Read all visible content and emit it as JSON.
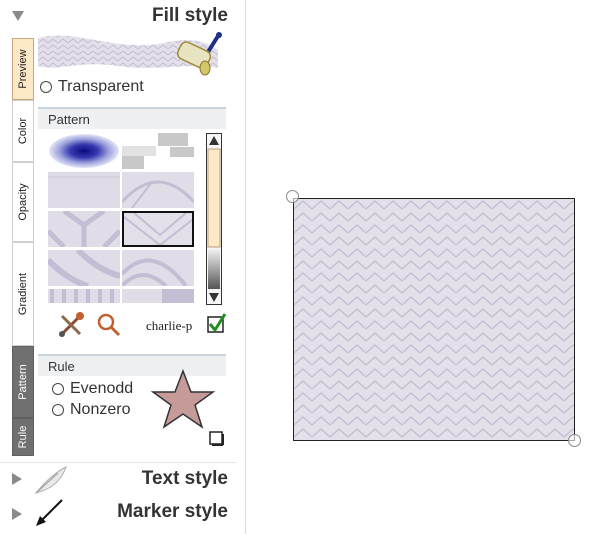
{
  "fill_style": {
    "header": "Fill style",
    "transparent_label": "Transparent",
    "tabs": [
      "Preview",
      "Color",
      "Opacity",
      "Gradient",
      "Pattern",
      "Rule"
    ],
    "pattern": {
      "heading": "Pattern",
      "selected_name": "charlie-p"
    },
    "rule": {
      "heading": "Rule",
      "options": [
        "Evenodd",
        "Nonzero"
      ]
    }
  },
  "text_style": {
    "header": "Text style"
  },
  "marker_style": {
    "header": "Marker style"
  },
  "colors": {
    "accent_tab": "#fde9c8",
    "pattern_fill": "#e3e0ea",
    "pattern_line": "#c4bdd3",
    "star_fill": "#c79a9a",
    "check_green": "#1f8f1f"
  },
  "icons": [
    "paint-roller-icon",
    "eyedropper-icon",
    "magnifier-icon",
    "checkmark-icon",
    "feather-icon",
    "arrow-icon",
    "star-icon"
  ]
}
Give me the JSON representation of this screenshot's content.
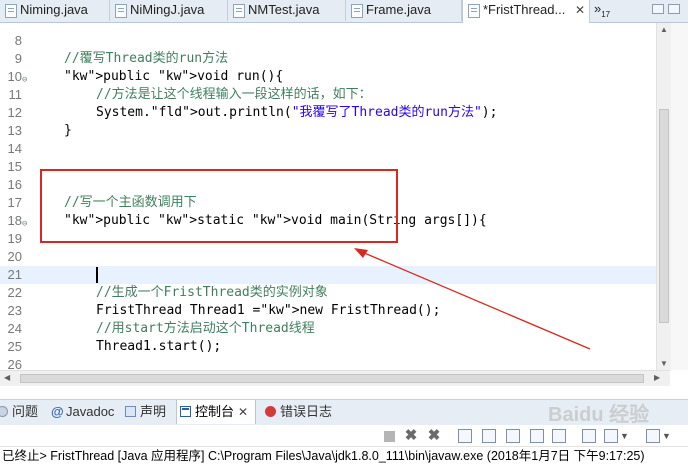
{
  "editor_tabs": [
    {
      "label": "Niming.java",
      "active": false
    },
    {
      "label": "NiMingJ.java",
      "active": false
    },
    {
      "label": "NMTest.java",
      "active": false
    },
    {
      "label": "Frame.java",
      "active": false
    },
    {
      "label": "*FristThread...",
      "active": true
    }
  ],
  "tab_overflow": {
    "symbol": "»",
    "count": "17"
  },
  "code_lines": [
    {
      "num": "8",
      "text": ""
    },
    {
      "num": "9",
      "text": "//覆写Thread类的run方法"
    },
    {
      "num": "10",
      "text": "public void run(){"
    },
    {
      "num": "11",
      "text": "//方法是让这个线程输入一段这样的话，如下："
    },
    {
      "num": "12",
      "text": "System.out.println(\"我覆写了Thread类的run方法\");"
    },
    {
      "num": "13",
      "text": "}"
    },
    {
      "num": "14",
      "text": ""
    },
    {
      "num": "15",
      "text": ""
    },
    {
      "num": "16",
      "text": ""
    },
    {
      "num": "17",
      "text": "//写一个主函数调用下"
    },
    {
      "num": "18",
      "text": "public static void main(String args[]){"
    },
    {
      "num": "19",
      "text": ""
    },
    {
      "num": "20",
      "text": ""
    },
    {
      "num": "21",
      "text": ""
    },
    {
      "num": "22",
      "text": "//生成一个FristThread类的实例对象"
    },
    {
      "num": "23",
      "text": "FristThread Thread1 =new FristThread();"
    },
    {
      "num": "24",
      "text": "//用start方法启动这个Thread线程"
    },
    {
      "num": "25",
      "text": "Thread1.start();"
    },
    {
      "num": "26",
      "text": ""
    }
  ],
  "view_tabs": [
    {
      "label": "问题",
      "icon": "problems-icon"
    },
    {
      "label": "Javadoc",
      "icon": "javadoc-icon"
    },
    {
      "label": "声明",
      "icon": "declaration-icon"
    },
    {
      "label": "控制台",
      "icon": "console-icon",
      "active": true
    },
    {
      "label": "错误日志",
      "icon": "error-log-icon"
    }
  ],
  "console_status": "已终止> FristThread [Java 应用程序] C:\\Program Files\\Java\\jdk1.8.0_111\\bin\\javaw.exe (2018年1月7日 下午9:17:25)",
  "watermark": "Baidu 经验",
  "colors": {
    "keyword": "#7f0055",
    "comment": "#3f7f5f",
    "string": "#2a00ff",
    "annotation": "#d9281f",
    "current_line": "#e8f2fe"
  }
}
★ ★ ★ ★ ★
▶ JOB
Look through the listing and extract every line with "header" in it.

▶ THE REPLY
    "header": "Fill style",
    "header": "Text style"
    "header": "Marker style"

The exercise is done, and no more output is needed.